A block of data
——

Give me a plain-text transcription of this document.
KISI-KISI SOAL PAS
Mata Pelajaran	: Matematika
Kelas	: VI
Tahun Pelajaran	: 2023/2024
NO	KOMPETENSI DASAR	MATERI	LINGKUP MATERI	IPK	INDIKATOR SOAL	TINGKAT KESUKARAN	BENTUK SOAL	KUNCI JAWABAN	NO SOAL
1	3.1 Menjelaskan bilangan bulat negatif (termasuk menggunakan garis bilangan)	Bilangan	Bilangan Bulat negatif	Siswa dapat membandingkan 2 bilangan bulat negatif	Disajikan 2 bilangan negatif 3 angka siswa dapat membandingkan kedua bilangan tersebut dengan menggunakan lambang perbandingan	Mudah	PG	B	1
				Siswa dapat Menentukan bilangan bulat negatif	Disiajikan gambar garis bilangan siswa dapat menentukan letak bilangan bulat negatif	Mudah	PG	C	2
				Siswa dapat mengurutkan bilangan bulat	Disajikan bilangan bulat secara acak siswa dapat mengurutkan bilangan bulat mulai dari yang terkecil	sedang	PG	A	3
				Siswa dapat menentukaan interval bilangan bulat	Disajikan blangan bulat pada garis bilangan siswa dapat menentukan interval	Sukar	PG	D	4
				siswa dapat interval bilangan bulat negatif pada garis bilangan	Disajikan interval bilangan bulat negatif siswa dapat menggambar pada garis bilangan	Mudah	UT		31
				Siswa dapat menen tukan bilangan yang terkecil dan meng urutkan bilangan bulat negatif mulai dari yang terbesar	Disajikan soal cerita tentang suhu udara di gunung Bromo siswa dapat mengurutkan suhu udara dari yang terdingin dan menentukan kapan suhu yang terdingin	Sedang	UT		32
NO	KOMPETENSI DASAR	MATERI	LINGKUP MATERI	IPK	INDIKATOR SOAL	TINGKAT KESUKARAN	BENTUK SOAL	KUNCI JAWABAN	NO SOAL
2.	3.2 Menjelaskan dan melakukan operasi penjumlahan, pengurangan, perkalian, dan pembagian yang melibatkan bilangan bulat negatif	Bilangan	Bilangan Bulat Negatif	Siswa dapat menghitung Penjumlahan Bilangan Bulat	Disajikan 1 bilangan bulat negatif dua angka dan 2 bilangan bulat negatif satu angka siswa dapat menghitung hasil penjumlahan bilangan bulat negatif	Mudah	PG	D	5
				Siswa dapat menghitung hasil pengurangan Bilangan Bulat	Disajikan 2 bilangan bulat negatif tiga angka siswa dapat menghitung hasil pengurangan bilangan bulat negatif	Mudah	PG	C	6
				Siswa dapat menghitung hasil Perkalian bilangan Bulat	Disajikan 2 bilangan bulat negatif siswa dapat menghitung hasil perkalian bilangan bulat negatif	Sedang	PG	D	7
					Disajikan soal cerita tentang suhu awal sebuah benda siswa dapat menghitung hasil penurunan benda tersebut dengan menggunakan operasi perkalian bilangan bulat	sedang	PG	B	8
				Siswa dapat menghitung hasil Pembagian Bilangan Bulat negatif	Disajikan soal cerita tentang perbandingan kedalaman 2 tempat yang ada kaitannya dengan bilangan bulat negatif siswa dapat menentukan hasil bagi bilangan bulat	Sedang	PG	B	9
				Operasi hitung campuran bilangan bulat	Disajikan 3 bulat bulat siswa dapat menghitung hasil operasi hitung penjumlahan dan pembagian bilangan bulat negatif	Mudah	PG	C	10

——

Pull out every line in the data above that has the word "cerita".

				Siswa dapat menen tukan bilangan yang terkecil dan meng urutkan bilangan bulat negatif mulai dari yang terbesar	Disajikan soal cerita tentang suhu udara di gunung Bromo siswa dapat mengurutkan suhu udara dari yang terdingin dan menentukan kapan suhu yang terdingin	Sedang	UT		32
					Disajikan soal cerita tentang suhu awal sebuah benda siswa dapat menghitung hasil penurunan benda tersebut dengan menggunakan operasi perkalian bilangan bulat	sedang	PG	B	8
				Siswa dapat menghitung hasil Pembagian Bilangan Bulat negatif	Disajikan soal cerita tentang perbandingan kedalaman 2 tempat yang ada kaitannya dengan bilangan bulat negatif siswa dapat menentukan hasil bagi bilangan bulat	Sedang	PG	B	9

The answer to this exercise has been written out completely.